Filter the listing below, copying every line in which the word "coronavirus" appears.
== Segment start ==
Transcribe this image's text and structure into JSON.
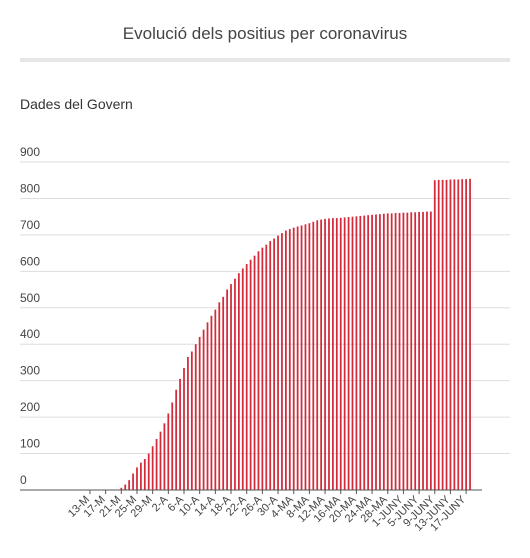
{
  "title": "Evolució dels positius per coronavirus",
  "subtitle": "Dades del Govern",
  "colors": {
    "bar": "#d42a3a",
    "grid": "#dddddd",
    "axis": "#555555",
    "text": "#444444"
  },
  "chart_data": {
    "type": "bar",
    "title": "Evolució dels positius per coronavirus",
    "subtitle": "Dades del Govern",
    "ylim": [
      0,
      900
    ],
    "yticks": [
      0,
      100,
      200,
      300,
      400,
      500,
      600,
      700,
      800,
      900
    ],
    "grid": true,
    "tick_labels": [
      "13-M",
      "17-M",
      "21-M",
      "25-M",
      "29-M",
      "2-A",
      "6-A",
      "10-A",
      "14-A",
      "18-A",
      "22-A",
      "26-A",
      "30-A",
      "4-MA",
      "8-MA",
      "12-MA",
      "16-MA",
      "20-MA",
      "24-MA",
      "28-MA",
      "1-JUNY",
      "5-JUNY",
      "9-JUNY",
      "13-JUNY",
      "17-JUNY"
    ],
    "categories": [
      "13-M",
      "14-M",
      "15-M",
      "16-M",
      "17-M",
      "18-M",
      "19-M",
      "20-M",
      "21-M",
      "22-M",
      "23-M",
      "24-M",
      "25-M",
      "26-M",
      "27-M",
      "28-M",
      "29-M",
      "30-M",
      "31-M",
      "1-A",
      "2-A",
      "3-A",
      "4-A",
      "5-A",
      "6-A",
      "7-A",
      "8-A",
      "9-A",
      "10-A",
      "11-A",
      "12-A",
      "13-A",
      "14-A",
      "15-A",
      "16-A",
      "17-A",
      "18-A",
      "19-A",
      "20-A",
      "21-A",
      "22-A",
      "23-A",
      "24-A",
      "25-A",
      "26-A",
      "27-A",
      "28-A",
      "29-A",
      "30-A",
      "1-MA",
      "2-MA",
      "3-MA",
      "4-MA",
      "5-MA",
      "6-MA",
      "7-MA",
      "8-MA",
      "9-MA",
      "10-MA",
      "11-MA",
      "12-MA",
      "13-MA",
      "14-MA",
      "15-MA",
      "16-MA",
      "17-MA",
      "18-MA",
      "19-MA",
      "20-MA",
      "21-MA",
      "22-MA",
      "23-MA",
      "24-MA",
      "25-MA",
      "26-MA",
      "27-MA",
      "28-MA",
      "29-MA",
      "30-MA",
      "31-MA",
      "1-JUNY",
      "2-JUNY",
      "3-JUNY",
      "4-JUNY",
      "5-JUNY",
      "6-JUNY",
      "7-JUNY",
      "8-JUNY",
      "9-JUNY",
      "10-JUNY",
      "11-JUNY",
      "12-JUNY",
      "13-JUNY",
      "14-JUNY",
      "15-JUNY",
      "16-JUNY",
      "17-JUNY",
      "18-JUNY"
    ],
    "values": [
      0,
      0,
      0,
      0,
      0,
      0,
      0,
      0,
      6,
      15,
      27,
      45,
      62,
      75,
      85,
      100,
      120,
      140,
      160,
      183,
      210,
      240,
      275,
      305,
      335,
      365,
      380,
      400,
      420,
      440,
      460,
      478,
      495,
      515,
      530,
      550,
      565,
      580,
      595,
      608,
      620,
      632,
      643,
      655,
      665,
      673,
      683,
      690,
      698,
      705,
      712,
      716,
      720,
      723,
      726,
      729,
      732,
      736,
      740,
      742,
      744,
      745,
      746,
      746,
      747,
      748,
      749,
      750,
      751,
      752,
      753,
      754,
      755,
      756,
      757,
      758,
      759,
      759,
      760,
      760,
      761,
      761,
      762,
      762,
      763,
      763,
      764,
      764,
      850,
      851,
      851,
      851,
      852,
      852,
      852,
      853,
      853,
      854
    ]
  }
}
== Segment end ==
Result of this task
  "title": "Evolució dels positius per coronavirus",
    "title": "Evolució dels positius per coronavirus",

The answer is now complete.